Records from a data source:
— begin —
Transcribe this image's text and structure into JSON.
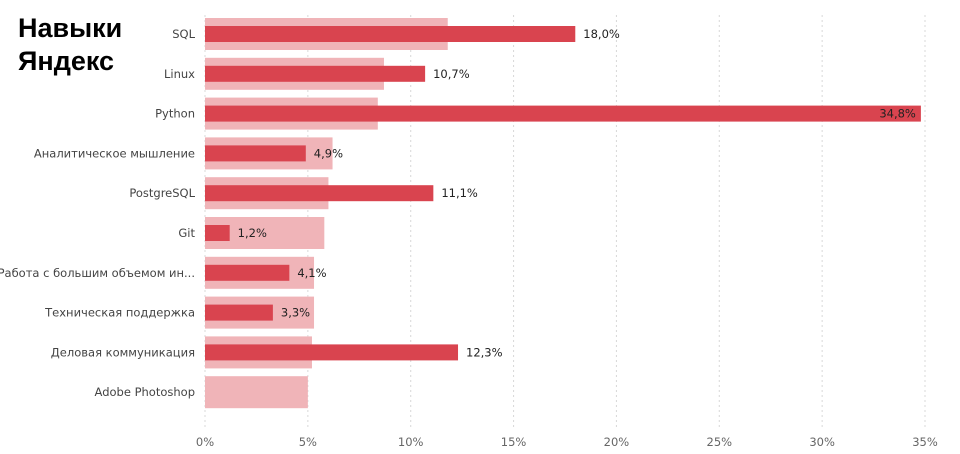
{
  "title": {
    "line1": "Навыки",
    "line2": "Яндекс"
  },
  "colors": {
    "primary_bar": "#d9444f",
    "background_bar": "#f0b4b8",
    "grid": "#d8d8d8"
  },
  "chart_data": {
    "type": "bar",
    "orientation": "horizontal",
    "categories": [
      "SQL",
      "Linux",
      "Python",
      "Аналитическое мышление",
      "PostgreSQL",
      "Git",
      "Работа с большим объемом ин...",
      "Техническая поддержка",
      "Деловая коммуникация",
      "Adobe Photoshop"
    ],
    "series": [
      {
        "values": [
          18.0,
          10.7,
          34.8,
          4.9,
          11.1,
          1.2,
          4.1,
          3.3,
          12.3,
          null
        ],
        "labels": [
          "18,0%",
          "10,7%",
          "34,8%",
          "4,9%",
          "11,1%",
          "1,2%",
          "4,1%",
          "3,3%",
          "12,3%",
          ""
        ],
        "color": "#d9444f",
        "role": "front"
      },
      {
        "values": [
          11.8,
          8.7,
          8.4,
          6.2,
          6.0,
          5.8,
          5.3,
          5.3,
          5.2,
          5.0
        ],
        "color": "#f0b4b8",
        "role": "back"
      }
    ],
    "xlim": [
      0,
      35
    ],
    "xticks": [
      0,
      5,
      10,
      15,
      20,
      25,
      30,
      35
    ],
    "xtick_labels": [
      "0%",
      "5%",
      "10%",
      "15%",
      "20%",
      "25%",
      "30%",
      "35%"
    ],
    "grid": "vertical dotted",
    "legend": "none"
  }
}
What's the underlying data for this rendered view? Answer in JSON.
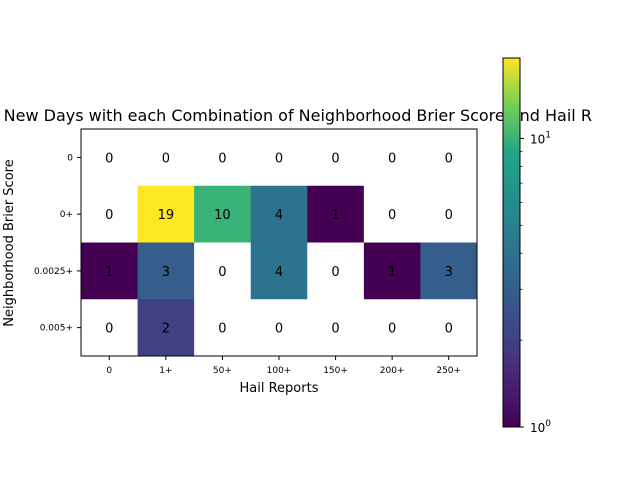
{
  "chart_data": {
    "type": "heatmap",
    "title": "rate New Days with each Combination of Neighborhood Brier Score and Hail R",
    "xlabel": "Hail Reports",
    "ylabel": "Neighborhood Brier Score",
    "x_categories": [
      "0",
      "1+",
      "50+",
      "100+",
      "150+",
      "200+",
      "250+"
    ],
    "y_categories": [
      "0",
      "0+",
      "0.0025+",
      "0.005+"
    ],
    "values": [
      [
        0,
        0,
        0,
        0,
        0,
        0,
        0
      ],
      [
        0,
        19,
        10,
        4,
        1,
        0,
        0
      ],
      [
        1,
        3,
        0,
        4,
        0,
        1,
        3
      ],
      [
        0,
        2,
        0,
        0,
        0,
        0,
        0
      ]
    ],
    "color_scale": "log",
    "colormap": "viridis",
    "vmin": 1,
    "vmax": 19,
    "zero_color": "#ffffff",
    "colorbar": {
      "ticks": [
        {
          "value": 1,
          "base": "10",
          "exp": "0"
        },
        {
          "value": 10,
          "base": "10",
          "exp": "1"
        }
      ],
      "minor_ticks": [
        2,
        3,
        4,
        5,
        6,
        7,
        8,
        9
      ]
    }
  }
}
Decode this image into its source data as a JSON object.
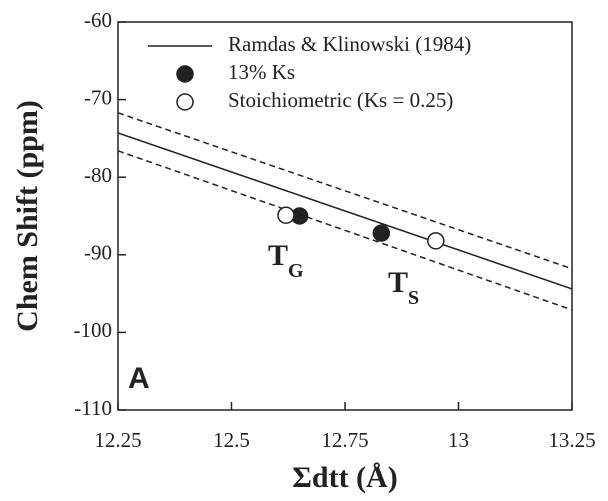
{
  "chart_data": {
    "type": "scatter",
    "x_label": "Σdtt (Å)",
    "y_label": "Chem Shift (ppm)",
    "xlim": [
      12.25,
      13.25
    ],
    "xticks": [
      12.25,
      12.5,
      12.75,
      13,
      13.25
    ],
    "ylim": [
      -110,
      -60
    ],
    "yticks": [
      -60,
      -70,
      -80,
      -90,
      -100,
      -110
    ],
    "series": [
      {
        "name": "Ramdas & Klinowski (1984)",
        "kind": "line",
        "style": "solid",
        "color": "#222",
        "x": [
          12.25,
          13.25
        ],
        "values": [
          -74.3,
          -94.4
        ]
      },
      {
        "kind": "line",
        "style": "dashed",
        "color": "#222",
        "x": [
          12.25,
          13.25
        ],
        "values": [
          -71.7,
          -91.8
        ]
      },
      {
        "kind": "line",
        "style": "dashed",
        "color": "#222",
        "x": [
          12.25,
          13.25
        ],
        "values": [
          -76.6,
          -97.1
        ]
      },
      {
        "name": "13% Ks",
        "kind": "points",
        "marker": "filled",
        "color": "#222",
        "x": [
          12.65,
          12.83
        ],
        "values": [
          -85.0,
          -87.2
        ]
      },
      {
        "name": "Stoichiometric (Ks = 0.25)",
        "kind": "points",
        "marker": "open",
        "color": "#222",
        "x": [
          12.62,
          12.95
        ],
        "values": [
          -84.9,
          -88.2
        ]
      }
    ],
    "annotations": [
      {
        "text": "T",
        "sub": "G"
      },
      {
        "text": "T",
        "sub": "S"
      },
      {
        "text": "A"
      }
    ]
  }
}
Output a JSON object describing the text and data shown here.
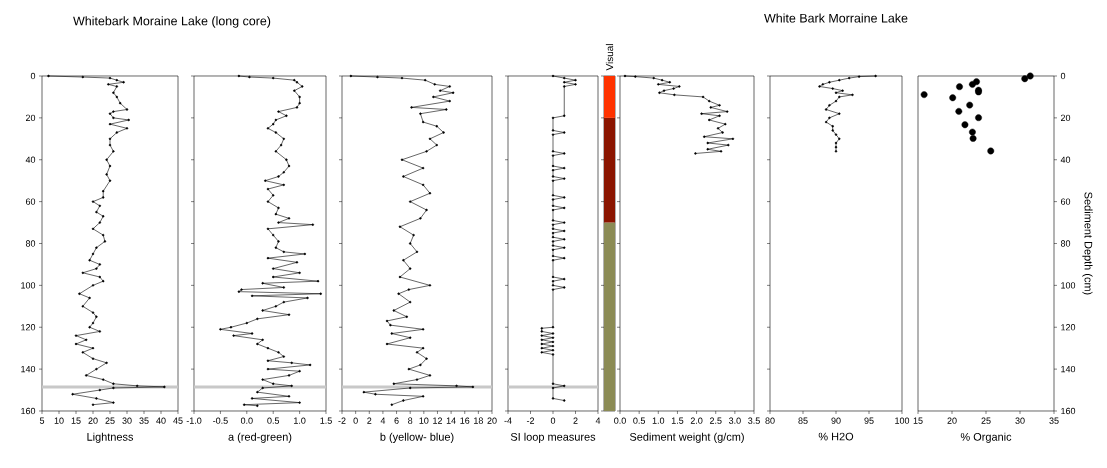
— end —
Go through the listing above and locate each line that holds the word "text". Copy those lines.

Transcribe this image's text and structure into JSON.
        "text": "T",
        "text": "T",
        "text": "A"
Output a JSON object describing the text and data shown here.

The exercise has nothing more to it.